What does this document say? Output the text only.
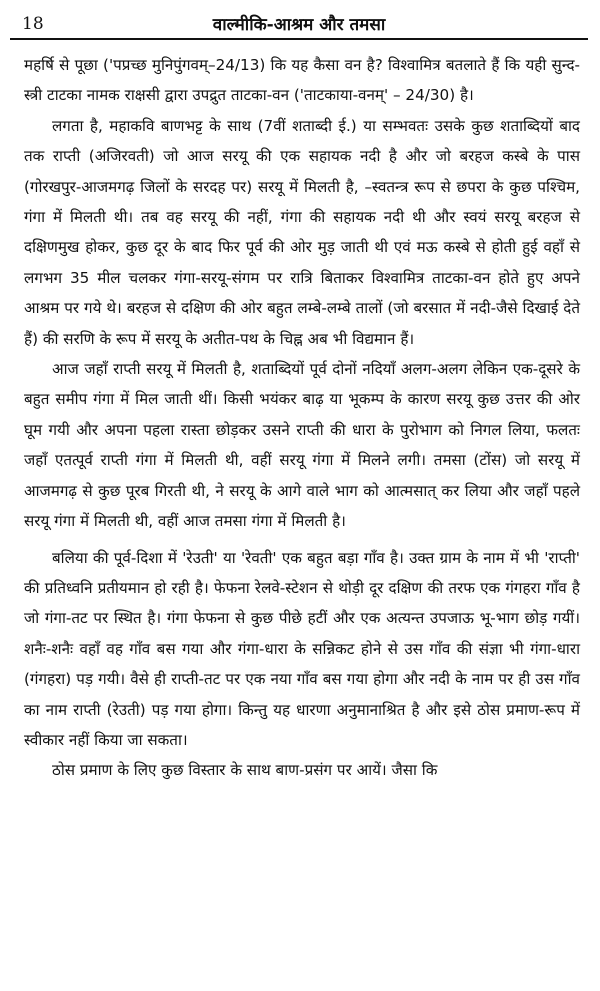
18	वाल्मीकि-आश्रम और तमसा

महर्षि से पूछा ('पप्रच्छ मुनिपुंगवम्–24/13) कि यह कैसा वन है? विश्वामित्र बतलाते हैं कि यही सुन्द-स्त्री टाटका नामक राक्षसी द्वारा उपद्रुत ताटका-वन ('ताटकाया-वनम्' – 24/30) है।

लगता है, महाकवि बाणभट्ट के साथ (7वीं शताब्दी ई.) या सम्भवतः उसके कुछ शताब्दियों बाद तक राप्ती (अजिरवती) जो आज सरयू की एक सहायक नदी है और जो बरहज कस्बे के पास (गोरखपुर-आजमगढ़ जिलों के सरदह पर) सरयू में मिलती है, –स्वतन्त्र रूप से छपरा के कुछ पश्चिम, गंगा में मिलती थी। तब वह सरयू की नहीं, गंगा की सहायक नदी थी और स्वयं सरयू बरहज से दक्षिणमुख होकर, कुछ दूर के बाद फिर पूर्व की ओर मुड़ जाती थी एवं मऊ कस्बे से होती हुई वहाँ से लगभग 35 मील चलकर गंगा-सरयू-संगम पर रात्रि बिताकर विश्वामित्र ताटका-वन होते हुए अपने आश्रम पर गये थे। बरहज से दक्षिण की ओर बहुत लम्बे-लम्बे तालों (जो बरसात में नदी-जैसे दिखाई देते हैं) की सरणि के रूप में सरयू के अतीत-पथ के चिह्न अब भी विद्यमान हैं।

आज जहाँ राप्ती सरयू में मिलती है, शताब्दियों पूर्व दोनों नदियाँ अलग-अलग लेकिन एक-दूसरे के बहुत समीप गंगा में मिल जाती थीं। किसी भयंकर बाढ़ या भूकम्प के कारण सरयू कुछ उत्तर की ओर घूम गयी और अपना पहला रास्ता छोड़कर उसने राप्ती की धारा के पुरोभाग को निगल लिया, फलतः जहाँ एतत्पूर्व राप्ती गंगा में मिलती थी, वहीं सरयू गंगा में मिलने लगी। तमसा (टोंस) जो सरयू में आजमगढ़ से कुछ पूरब गिरती थी, ने सरयू के आगे वाले भाग को आत्मसात् कर लिया और जहाँ पहले सरयू गंगा में मिलती थी, वहीं आज तमसा गंगा में मिलती है।

बलिया की पूर्व-दिशा में 'रेउती' या 'रेवती' एक बहुत बड़ा गाँव है। उक्त ग्राम के नाम में भी 'राप्ती' की प्रतिध्वनि प्रतीयमान हो रही है। फेफना रेलवे-स्टेशन से थोड़ी दूर दक्षिण की तरफ एक गंगहरा गाँव है जो गंगा-तट पर स्थित है। गंगा फेफना से कुछ पीछे हटीं और एक अत्यन्त उपजाऊ भू-भाग छोड़ गयीं। शनैः-शनैः वहाँ वह गाँव बस गया और गंगा-धारा के सन्निकट होने से उस गाँव की संज्ञा भी गंगा-धारा (गंगहरा) पड़ गयी। वैसे ही राप्ती-तट पर एक नया गाँव बस गया होगा और नदी के नाम पर ही उस गाँव का नाम राप्ती (रेउती) पड़ गया होगा। किन्तु यह धारणा अनुमानाश्रित है और इसे ठोस प्रमाण-रूप में स्वीकार नहीं किया जा सकता।

ठोस प्रमाण के लिए कुछ विस्तार के साथ बाण-प्रसंग पर आयें। जैसा कि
○ ○ ○ ○
Write the material out again exactly as it appears, dropping the pictures.

What does this document say? Output the text only.
18	वाल्मीकि-आश्रम और तमसा

महर्षि से पूछा ('पप्रच्छ मुनिपुंगवम्–24/13) कि यह कैसा वन है? विश्वामित्र बतलाते हैं कि यही सुन्द-स्त्री टाटका नामक राक्षसी द्वारा उपद्रुत ताटका-वन ('ताटकाया-वनम्' – 24/30) है।

लगता है, महाकवि बाणभट्ट के साथ (7वीं शताब्दी ई.) या सम्भवतः उसके कुछ शताब्दियों बाद तक राप्ती (अजिरवती) जो आज सरयू की एक सहायक नदी है और जो बरहज कस्बे के पास (गोरखपुर-आजमगढ़ जिलों के सरदह पर) सरयू में मिलती है, –स्वतन्त्र रूप से छपरा के कुछ पश्चिम, गंगा में मिलती थी। तब वह सरयू की नहीं, गंगा की सहायक नदी थी और स्वयं सरयू बरहज से दक्षिणमुख होकर, कुछ दूर के बाद फिर पूर्व की ओर मुड़ जाती थी एवं मऊ कस्बे से होती हुई वहाँ से लगभग 35 मील चलकर गंगा-सरयू-संगम पर रात्रि बिताकर विश्वामित्र ताटका-वन होते हुए अपने आश्रम पर गये थे। बरहज से दक्षिण की ओर बहुत लम्बे-लम्बे तालों (जो बरसात में नदी-जैसे दिखाई देते हैं) की सरणि के रूप में सरयू के अतीत-पथ के चिह्न अब भी विद्यमान हैं।

आज जहाँ राप्ती सरयू में मिलती है, शताब्दियों पूर्व दोनों नदियाँ अलग-अलग लेकिन एक-दूसरे के बहुत समीप गंगा में मिल जाती थीं। किसी भयंकर बाढ़ या भूकम्प के कारण सरयू कुछ उत्तर की ओर घूम गयी और अपना पहला रास्ता छोड़कर उसने राप्ती की धारा के पुरोभाग को निगल लिया, फलतः जहाँ एतत्पूर्व राप्ती गंगा में मिलती थी, वहीं सरयू गंगा में मिलने लगी। तमसा (टोंस) जो सरयू में आजमगढ़ से कुछ पूरब गिरती थी, ने सरयू के आगे वाले भाग को आत्मसात् कर लिया और जहाँ पहले सरयू गंगा में मिलती थी, वहीं आज तमसा गंगा में मिलती है।

बलिया की पूर्व-दिशा में 'रेउती' या 'रेवती' एक बहुत बड़ा गाँव है। उक्त ग्राम के नाम में भी 'राप्ती' की प्रतिध्वनि प्रतीयमान हो रही है। फेफना रेलवे-स्टेशन से थोड़ी दूर दक्षिण की तरफ एक गंगहरा गाँव है जो गंगा-तट पर स्थित है। गंगा फेफना से कुछ पीछे हटीं और एक अत्यन्त उपजाऊ भू-भाग छोड़ गयीं। शनैः-शनैः वहाँ वह गाँव बस गया और गंगा-धारा के सन्निकट होने से उस गाँव की संज्ञा भी गंगा-धारा (गंगहरा) पड़ गयी। वैसे ही राप्ती-तट पर एक नया गाँव बस गया होगा और नदी के नाम पर ही उस गाँव का नाम राप्ती (रेउती) पड़ गया होगा। किन्तु यह धारणा अनुमानाश्रित है और इसे ठोस प्रमाण-रूप में स्वीकार नहीं किया जा सकता।

ठोस प्रमाण के लिए कुछ विस्तार के साथ बाण-प्रसंग पर आयें। जैसा कि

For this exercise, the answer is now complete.